Find each line with the word "photo" and state how many there are, nothing more.

___ Record list

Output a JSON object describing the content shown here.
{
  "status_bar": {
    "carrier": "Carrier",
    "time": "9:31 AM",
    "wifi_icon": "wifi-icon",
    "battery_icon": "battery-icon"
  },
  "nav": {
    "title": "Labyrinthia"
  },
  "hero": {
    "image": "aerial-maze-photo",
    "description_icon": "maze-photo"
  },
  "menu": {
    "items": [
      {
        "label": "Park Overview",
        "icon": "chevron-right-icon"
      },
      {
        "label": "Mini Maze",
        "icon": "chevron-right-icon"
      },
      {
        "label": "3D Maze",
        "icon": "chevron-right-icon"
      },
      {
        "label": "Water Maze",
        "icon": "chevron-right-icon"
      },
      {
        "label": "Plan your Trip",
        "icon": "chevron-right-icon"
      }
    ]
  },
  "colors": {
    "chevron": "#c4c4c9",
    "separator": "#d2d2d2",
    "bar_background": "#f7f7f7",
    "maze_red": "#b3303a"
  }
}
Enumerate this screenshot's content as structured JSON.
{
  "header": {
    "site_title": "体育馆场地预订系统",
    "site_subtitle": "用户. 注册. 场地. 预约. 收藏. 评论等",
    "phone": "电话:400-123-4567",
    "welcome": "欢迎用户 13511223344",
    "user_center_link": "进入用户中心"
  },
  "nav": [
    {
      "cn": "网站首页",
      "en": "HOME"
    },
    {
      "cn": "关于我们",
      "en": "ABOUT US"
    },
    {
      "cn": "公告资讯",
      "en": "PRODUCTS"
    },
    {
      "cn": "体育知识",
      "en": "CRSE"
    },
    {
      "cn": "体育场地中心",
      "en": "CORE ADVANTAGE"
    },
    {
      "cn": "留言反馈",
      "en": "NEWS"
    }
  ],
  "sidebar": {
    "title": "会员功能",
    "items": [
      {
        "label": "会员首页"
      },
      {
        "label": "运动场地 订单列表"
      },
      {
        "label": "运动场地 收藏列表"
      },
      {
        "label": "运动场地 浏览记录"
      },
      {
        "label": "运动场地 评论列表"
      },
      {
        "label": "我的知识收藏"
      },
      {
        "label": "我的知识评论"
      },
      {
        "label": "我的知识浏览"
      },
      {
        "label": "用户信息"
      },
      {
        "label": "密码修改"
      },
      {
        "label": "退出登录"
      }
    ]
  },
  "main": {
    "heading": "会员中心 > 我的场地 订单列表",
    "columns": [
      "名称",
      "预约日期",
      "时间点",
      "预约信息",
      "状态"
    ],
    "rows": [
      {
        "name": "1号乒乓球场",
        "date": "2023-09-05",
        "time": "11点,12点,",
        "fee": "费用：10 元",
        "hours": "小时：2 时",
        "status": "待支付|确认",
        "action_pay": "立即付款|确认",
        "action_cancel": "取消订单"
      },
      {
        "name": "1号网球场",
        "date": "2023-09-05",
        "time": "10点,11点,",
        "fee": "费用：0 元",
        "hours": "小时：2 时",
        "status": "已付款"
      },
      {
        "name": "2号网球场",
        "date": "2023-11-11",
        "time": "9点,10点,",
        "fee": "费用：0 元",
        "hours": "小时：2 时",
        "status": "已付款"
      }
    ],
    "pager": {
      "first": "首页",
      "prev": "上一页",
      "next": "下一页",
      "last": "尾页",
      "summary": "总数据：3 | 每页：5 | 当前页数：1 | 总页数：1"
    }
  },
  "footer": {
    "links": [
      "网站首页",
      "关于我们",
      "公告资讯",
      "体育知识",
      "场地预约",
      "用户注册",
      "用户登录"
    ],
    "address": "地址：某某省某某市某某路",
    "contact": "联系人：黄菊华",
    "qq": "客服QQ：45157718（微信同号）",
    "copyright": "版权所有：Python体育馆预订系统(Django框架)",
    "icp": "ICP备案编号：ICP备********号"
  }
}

______

**Written answer:**
2